» **Aim of the task**
Find each line containing the word "Binding" and report how many there are. Add nothing else.

» **Raw data**
## Start

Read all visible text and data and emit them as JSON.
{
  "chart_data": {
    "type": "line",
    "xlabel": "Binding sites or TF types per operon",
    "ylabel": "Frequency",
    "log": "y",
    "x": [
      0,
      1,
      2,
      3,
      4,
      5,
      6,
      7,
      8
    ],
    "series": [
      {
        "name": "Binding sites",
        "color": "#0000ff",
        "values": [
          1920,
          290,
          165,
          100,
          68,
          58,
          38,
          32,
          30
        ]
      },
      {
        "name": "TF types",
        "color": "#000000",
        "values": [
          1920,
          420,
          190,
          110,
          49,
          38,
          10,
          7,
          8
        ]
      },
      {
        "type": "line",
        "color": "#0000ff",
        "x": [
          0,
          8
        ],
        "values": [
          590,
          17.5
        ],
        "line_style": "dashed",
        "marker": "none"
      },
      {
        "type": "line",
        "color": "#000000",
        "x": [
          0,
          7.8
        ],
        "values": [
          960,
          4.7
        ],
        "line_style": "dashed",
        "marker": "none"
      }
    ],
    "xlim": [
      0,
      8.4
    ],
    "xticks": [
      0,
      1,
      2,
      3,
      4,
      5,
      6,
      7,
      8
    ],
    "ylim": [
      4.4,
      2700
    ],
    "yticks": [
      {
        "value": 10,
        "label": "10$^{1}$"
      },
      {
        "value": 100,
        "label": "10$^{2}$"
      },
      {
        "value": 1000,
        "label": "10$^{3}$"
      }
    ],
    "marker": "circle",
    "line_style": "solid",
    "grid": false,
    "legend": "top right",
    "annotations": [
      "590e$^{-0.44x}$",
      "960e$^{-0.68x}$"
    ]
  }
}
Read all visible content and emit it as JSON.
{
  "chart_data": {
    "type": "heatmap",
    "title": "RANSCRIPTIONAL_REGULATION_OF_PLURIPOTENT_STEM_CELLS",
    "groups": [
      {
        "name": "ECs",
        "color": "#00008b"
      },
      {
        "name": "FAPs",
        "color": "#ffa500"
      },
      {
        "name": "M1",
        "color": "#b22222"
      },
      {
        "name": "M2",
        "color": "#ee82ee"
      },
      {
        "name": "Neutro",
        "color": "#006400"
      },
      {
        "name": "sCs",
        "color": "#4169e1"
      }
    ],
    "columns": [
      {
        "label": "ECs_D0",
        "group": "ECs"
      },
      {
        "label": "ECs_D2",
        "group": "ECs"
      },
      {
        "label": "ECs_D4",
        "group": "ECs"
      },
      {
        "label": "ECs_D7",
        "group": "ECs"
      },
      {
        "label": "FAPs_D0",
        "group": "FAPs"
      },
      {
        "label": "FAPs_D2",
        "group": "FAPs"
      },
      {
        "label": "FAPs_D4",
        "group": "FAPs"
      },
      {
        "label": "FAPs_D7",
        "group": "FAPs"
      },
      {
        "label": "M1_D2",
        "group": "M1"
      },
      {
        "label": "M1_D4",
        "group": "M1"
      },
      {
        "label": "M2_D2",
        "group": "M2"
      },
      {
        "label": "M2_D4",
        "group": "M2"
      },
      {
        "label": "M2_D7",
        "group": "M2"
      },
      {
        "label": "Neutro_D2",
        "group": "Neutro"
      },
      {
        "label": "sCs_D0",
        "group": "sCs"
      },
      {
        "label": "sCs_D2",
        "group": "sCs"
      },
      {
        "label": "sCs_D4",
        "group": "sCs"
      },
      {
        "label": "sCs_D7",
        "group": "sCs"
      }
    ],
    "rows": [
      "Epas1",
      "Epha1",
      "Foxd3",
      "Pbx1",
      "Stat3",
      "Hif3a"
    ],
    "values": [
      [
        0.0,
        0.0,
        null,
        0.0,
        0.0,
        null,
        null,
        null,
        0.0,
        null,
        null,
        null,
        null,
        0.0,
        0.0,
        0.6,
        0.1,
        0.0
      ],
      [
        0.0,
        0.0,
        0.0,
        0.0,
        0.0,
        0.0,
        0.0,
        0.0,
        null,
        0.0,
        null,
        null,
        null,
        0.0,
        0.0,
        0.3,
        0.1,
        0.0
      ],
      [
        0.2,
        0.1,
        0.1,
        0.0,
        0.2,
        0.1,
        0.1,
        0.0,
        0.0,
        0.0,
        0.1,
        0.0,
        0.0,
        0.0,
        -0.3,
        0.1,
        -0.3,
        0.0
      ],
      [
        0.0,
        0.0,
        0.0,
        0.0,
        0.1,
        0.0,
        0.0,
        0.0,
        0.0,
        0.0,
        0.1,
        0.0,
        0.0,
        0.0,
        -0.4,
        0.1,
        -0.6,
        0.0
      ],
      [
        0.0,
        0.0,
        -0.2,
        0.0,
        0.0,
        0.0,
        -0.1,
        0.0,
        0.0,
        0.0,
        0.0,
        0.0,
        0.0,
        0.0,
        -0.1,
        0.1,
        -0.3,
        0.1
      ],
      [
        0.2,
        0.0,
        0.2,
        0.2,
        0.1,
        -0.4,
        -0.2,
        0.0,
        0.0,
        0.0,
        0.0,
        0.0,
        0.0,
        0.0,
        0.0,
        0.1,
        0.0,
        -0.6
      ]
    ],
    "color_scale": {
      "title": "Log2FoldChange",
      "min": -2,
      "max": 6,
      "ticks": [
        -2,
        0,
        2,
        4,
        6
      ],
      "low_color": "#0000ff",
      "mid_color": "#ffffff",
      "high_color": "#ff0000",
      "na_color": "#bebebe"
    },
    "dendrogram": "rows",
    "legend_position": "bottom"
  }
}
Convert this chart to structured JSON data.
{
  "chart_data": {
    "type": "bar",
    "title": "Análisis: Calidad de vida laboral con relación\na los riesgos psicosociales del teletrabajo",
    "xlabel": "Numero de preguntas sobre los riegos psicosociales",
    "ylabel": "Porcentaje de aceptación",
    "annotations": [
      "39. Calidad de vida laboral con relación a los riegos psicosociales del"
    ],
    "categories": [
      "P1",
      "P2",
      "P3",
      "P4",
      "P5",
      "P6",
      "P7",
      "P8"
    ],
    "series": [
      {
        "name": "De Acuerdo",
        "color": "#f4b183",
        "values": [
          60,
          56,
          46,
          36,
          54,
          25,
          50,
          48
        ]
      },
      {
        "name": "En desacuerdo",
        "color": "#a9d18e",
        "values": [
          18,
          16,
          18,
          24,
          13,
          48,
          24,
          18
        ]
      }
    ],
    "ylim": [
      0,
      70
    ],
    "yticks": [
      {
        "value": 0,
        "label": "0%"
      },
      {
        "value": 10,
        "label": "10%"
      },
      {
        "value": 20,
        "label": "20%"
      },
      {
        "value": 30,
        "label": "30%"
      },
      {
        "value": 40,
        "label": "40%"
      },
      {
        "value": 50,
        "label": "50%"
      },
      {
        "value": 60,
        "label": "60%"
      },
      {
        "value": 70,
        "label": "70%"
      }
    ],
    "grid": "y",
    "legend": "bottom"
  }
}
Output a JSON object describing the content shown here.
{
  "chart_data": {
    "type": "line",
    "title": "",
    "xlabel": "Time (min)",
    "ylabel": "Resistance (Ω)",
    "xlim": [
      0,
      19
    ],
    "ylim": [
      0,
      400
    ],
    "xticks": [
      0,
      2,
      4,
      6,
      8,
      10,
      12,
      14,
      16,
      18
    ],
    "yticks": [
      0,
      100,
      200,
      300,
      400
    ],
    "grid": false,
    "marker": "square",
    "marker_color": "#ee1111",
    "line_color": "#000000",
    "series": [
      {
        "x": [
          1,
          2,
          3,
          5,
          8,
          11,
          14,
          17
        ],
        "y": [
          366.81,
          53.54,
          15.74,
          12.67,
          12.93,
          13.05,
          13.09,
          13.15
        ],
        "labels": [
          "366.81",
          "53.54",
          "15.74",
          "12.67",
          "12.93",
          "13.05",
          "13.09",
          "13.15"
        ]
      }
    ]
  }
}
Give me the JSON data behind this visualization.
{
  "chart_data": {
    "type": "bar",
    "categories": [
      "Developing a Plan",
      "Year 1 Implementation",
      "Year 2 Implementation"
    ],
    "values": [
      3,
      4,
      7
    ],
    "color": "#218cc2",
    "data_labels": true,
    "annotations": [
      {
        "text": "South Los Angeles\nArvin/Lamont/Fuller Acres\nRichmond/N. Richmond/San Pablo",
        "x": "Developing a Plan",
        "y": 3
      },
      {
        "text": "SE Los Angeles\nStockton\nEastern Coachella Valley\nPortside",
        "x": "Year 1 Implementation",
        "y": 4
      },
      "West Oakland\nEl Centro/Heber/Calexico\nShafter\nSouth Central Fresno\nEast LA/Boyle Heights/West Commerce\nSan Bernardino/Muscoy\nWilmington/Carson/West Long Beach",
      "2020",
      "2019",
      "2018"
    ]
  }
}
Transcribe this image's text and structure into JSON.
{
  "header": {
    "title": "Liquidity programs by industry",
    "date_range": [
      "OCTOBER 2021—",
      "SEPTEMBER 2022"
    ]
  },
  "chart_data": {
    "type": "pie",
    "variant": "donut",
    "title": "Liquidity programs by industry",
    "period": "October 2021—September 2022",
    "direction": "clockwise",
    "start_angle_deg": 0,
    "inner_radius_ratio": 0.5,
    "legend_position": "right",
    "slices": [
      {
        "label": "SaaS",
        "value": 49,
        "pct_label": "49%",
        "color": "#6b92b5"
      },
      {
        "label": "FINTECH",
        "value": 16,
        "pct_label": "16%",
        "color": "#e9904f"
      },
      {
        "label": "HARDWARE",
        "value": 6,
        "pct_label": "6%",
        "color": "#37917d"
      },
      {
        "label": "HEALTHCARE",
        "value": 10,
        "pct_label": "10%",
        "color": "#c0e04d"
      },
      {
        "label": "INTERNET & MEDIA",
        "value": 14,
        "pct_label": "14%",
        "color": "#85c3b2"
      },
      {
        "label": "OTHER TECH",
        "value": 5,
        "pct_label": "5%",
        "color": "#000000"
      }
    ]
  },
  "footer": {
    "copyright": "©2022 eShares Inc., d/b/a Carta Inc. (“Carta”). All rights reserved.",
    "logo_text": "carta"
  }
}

## End

» **The answer**
2